- ÉNONCÉ DE LA TÂCHE A
D'après le texte à lire, au cours de quel hiver les enfants de Gaza ont-ils enduré les horreurs dont leur rappellent les salles de classe de fortune ?
- ÉNONCÉ DE LA TÂCHE B
Renvoyez sans aucune modification le passage du texte à lire qui commence par « Trois années après la chute des bombes, et » et se poursuit jusqu'à « reste du monde. ».

─── TEXTE À LIRE ───

Trois années après la chute des bombes, et les Palestiniens à Gaza - avec le mauvais sort qui s’acharne sur eux - essaient de rassembler les fragments brisés de leur vie et des familles entières vivent avec les photos usées de leur proches, ceux qui ont perdu la vie durant l’opération « plomb durci » d’Israël et le silence coupable du reste du monde.

Trois années après la chute des bombes, de nouvelles injustices s’accumulent sur celles qui existaient déjà. Le cri perçant des sirènes, les voix gémissantes des familles en deuil dans les ruines du territoire assiégé continuent de se faire entendre aujourd’hui dans la petite enclave côtière. Trois années après la chute des bombes, la seule justice que la communauté internationale a accordé à la population de Gaza fut un modeste rapport ensuite désavoué par son auteur.

Trois années après que le ciel de Gaza ait été envahi par toutes sortes de munitions au phosphore blanc, le sol de la bande est toujours jonché d’obus et de bombes non explosées en attente d’une second chance de réclamer encore plus de vie d’enfants palestiniens. Trois ans après la chute des bombes, vivre une enfance normale est toujours un exploit rare pour les enfants de Gaza, tandis que le poids de la vie sous les termes draconiens d’Israël éprouve lourdement leurs âmes fragiles ; les couleurs noires de la dernière guerre obscurcissent toujours leurs mémoires et les salles de classes de fortune leur rappellent quotidiennement les horreurs qu’ils ont endurées durant l’hiver 2008/2009.

Trois années après que des « spectateurs » israéliens des villes avoisinantes du Sud soient aller grimper en groupe sur les collines pour voir le ciel déverser mort et destructions sur des Palestiniens sans défense, gloussant, riant, se passant les jumelles l’un à l’autre tandis qu’ils applaudissaient avec enthousiasme la « force » des FIO, comme si le carnage qui se déroulait sous leurs yeux était un simple évènement sportif... tuer reste toujours un sport spectacle pour les autorités israéliennes, de jeunes garde-frontières israéliens à la gâchette facile se délectent toujours en tirant à balles réelles sur les fermiers palestiniens tentant de récolter leurs récoltes près de la « zone tampon » tandis que traiter comme du gibier les Palestiniens dans leur tunnels près de la frontière de Gaza avec des drones constitue toujours la « procédure standard ».

─── DONNÉES FOURNIES ───

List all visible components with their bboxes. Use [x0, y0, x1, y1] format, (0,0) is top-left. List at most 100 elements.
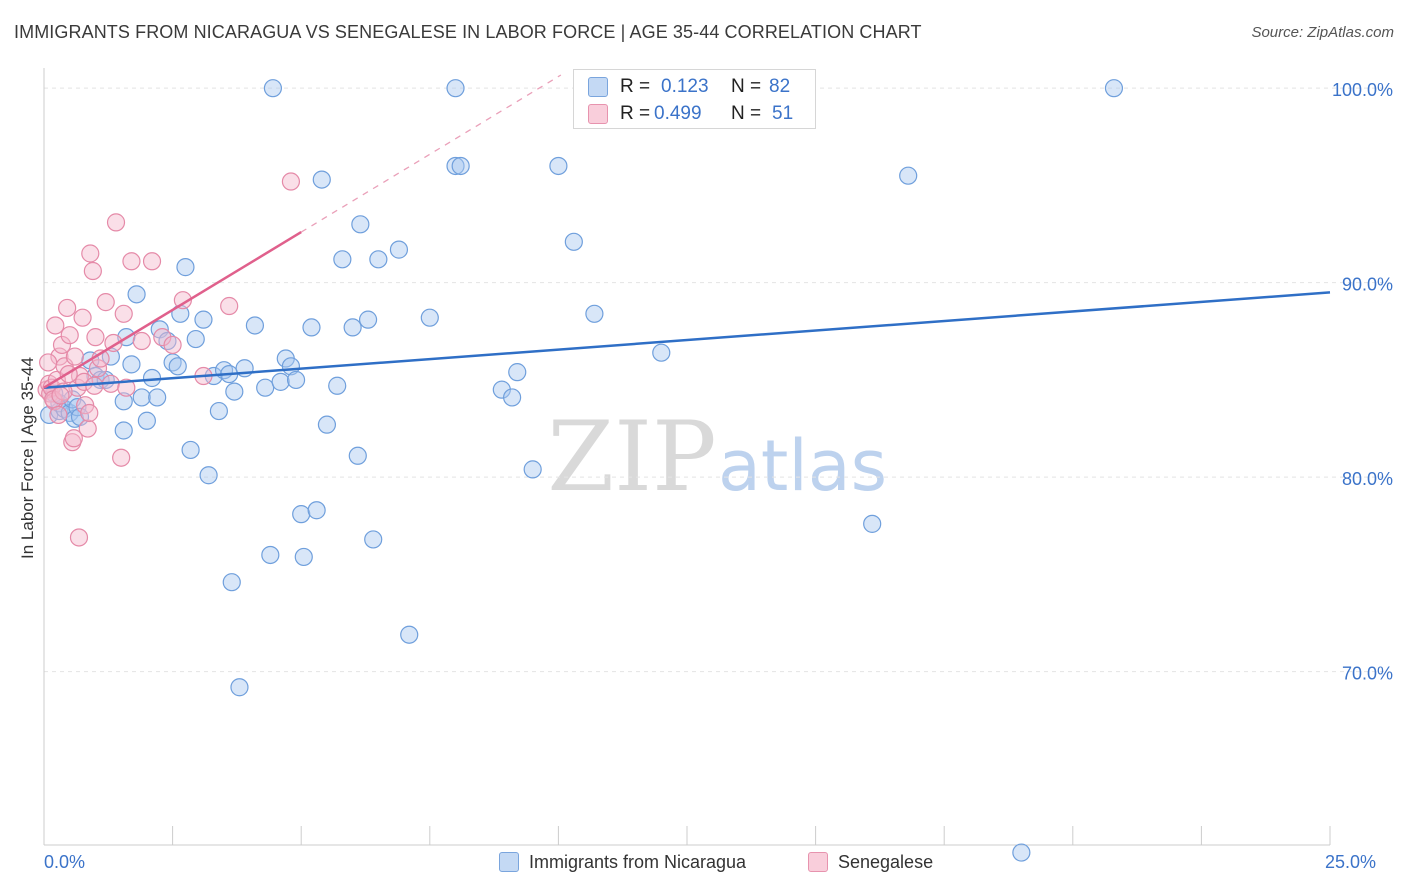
legend-r-value: 0.123 — [661, 76, 709, 97]
data-point-nicaragua — [652, 343, 671, 362]
data-point-nicaragua — [317, 415, 337, 434]
data-point-nicaragua — [168, 357, 187, 376]
trend-line-nicaragua — [43, 291, 1331, 389]
data-point-nicaragua — [1104, 79, 1124, 98]
data-point-nicaragua — [256, 378, 275, 397]
data-point-senegalese — [81, 244, 100, 263]
data-point-nicaragua — [389, 240, 409, 259]
data-point-nicaragua — [307, 501, 326, 520]
data-point-senegalese — [49, 405, 68, 425]
data-point-senegalese — [73, 308, 92, 327]
trend-line-senegalese-extension — [300, 74, 562, 233]
data-point-nicaragua — [142, 368, 162, 388]
data-point-nicaragua — [132, 388, 151, 407]
bottom-legend-label-senegalese: Senegalese — [838, 852, 934, 872]
data-point-nicaragua — [194, 310, 213, 329]
source-credit: Source: ZipAtlas.com — [1251, 24, 1394, 41]
data-point-nicaragua — [225, 382, 244, 401]
data-point-nicaragua — [364, 530, 383, 549]
data-point-nicaragua — [186, 329, 205, 349]
data-point-nicaragua — [294, 547, 313, 567]
data-point-senegalese — [85, 376, 104, 395]
data-point-senegalese — [64, 429, 83, 448]
data-point-nicaragua — [114, 421, 133, 440]
data-point-senegalese — [50, 347, 69, 366]
data-point-nicaragua — [863, 514, 882, 533]
data-point-nicaragua — [503, 388, 522, 407]
data-point-senegalese — [52, 335, 72, 355]
data-point-senegalese — [78, 419, 97, 438]
chart-title: IMMIGRANTS FROM NICARAGUA VS SENEGALESE … — [14, 22, 922, 42]
legend-n-value: 51 — [772, 103, 794, 124]
legend-swatch-blue — [588, 77, 608, 97]
data-point-nicaragua — [446, 156, 465, 176]
data-point-senegalese — [65, 347, 84, 366]
data-point-senegalese — [83, 261, 102, 281]
data-point-nicaragua — [1012, 843, 1031, 862]
data-point-senegalese — [112, 448, 131, 467]
data-point-nicaragua — [549, 156, 568, 176]
data-point-nicaragua — [114, 392, 133, 411]
bottom-legend-senegalese: Senegalese — [808, 852, 933, 876]
data-point-nicaragua — [508, 363, 527, 382]
data-point-senegalese — [122, 252, 141, 271]
data-point-nicaragua — [369, 250, 388, 269]
y-tick-labels: 70.0% 80.0% 90.0% 100.0% — [1332, 80, 1393, 684]
data-point-nicaragua — [245, 316, 265, 335]
bottom-legend-nicaragua: Immigrants from Nicaragua — [499, 852, 746, 876]
data-point-nicaragua — [351, 215, 370, 234]
data-point-senegalese — [173, 291, 192, 310]
legend-n-label: N = — [731, 103, 762, 124]
data-point-senegalese — [80, 403, 99, 423]
data-point-senegalese — [46, 316, 65, 335]
data-point-nicaragua — [348, 446, 367, 465]
data-point-nicaragua — [199, 466, 218, 485]
watermark-atlas: atlas — [718, 425, 887, 507]
data-point-senegalese — [114, 304, 133, 323]
data-point-nicaragua — [261, 545, 280, 565]
data-point-nicaragua — [400, 625, 419, 644]
data-point-senegalese — [220, 296, 239, 316]
data-point-senegalese — [51, 386, 70, 405]
data-point-nicaragua — [358, 310, 378, 329]
data-point-nicaragua — [148, 388, 167, 407]
data-point-nicaragua — [263, 79, 283, 98]
y-tick-label: 70.0% — [1342, 664, 1393, 684]
y-tick-label: 100.0% — [1332, 80, 1393, 100]
legend-n-label: N = — [731, 76, 762, 97]
data-point-nicaragua — [899, 166, 918, 185]
data-point-senegalese — [69, 528, 89, 547]
x-tick-label-max: 25.0% — [1325, 852, 1377, 872]
trend-line-senegalese — [43, 231, 302, 389]
gridlines — [44, 87, 1390, 673]
data-point-senegalese — [281, 172, 301, 191]
legend-r-value: 0.499 — [654, 103, 702, 124]
data-point-senegalese — [163, 335, 182, 355]
data-point-senegalese — [106, 213, 126, 232]
y-tick-label: 90.0% — [1342, 275, 1393, 295]
data-point-nicaragua — [222, 573, 241, 592]
data-point-nicaragua — [271, 372, 290, 391]
bottom-legend-swatch-pink — [808, 852, 828, 872]
data-point-nicaragua — [209, 401, 228, 421]
data-point-nicaragua — [564, 232, 583, 251]
data-point-nicaragua — [312, 170, 331, 189]
legend-r-label: R = — [620, 103, 651, 124]
y-tick-label: 80.0% — [1342, 469, 1393, 489]
bottom-legend-label-nicaragua: Immigrants from Nicaragua — [529, 852, 747, 872]
legend-swatch-pink — [588, 104, 608, 124]
data-point-senegalese — [96, 293, 115, 312]
data-point-senegalese — [58, 298, 77, 318]
y-axis-label: In Labor Force | Age 35-44 — [18, 357, 37, 559]
data-point-nicaragua — [302, 318, 321, 337]
watermark-zip: ZIP — [547, 401, 716, 513]
data-point-nicaragua — [230, 678, 249, 697]
data-point-nicaragua — [451, 156, 470, 176]
data-point-nicaragua — [343, 318, 362, 337]
data-point-senegalese — [86, 328, 105, 347]
data-point-nicaragua — [585, 304, 604, 323]
data-point-senegalese — [142, 252, 162, 271]
legend-n-value: 82 — [769, 76, 791, 97]
data-point-nicaragua — [127, 285, 146, 304]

───

- RÉPONSE A
Durant l'hiver 2008/2009.

- RÉPONSE B
Trois années après la chute des bombes, et les Palestiniens à Gaza - avec le mauvais sort qui s’acharne sur eux - essaient de rassembler les fragments brisés de leur vie et des familles entières vivent avec les photos usées de leur proches, ceux qui ont perdu la vie durant l’opération « plomb durci » d’Israël et le silence coupable du reste du monde.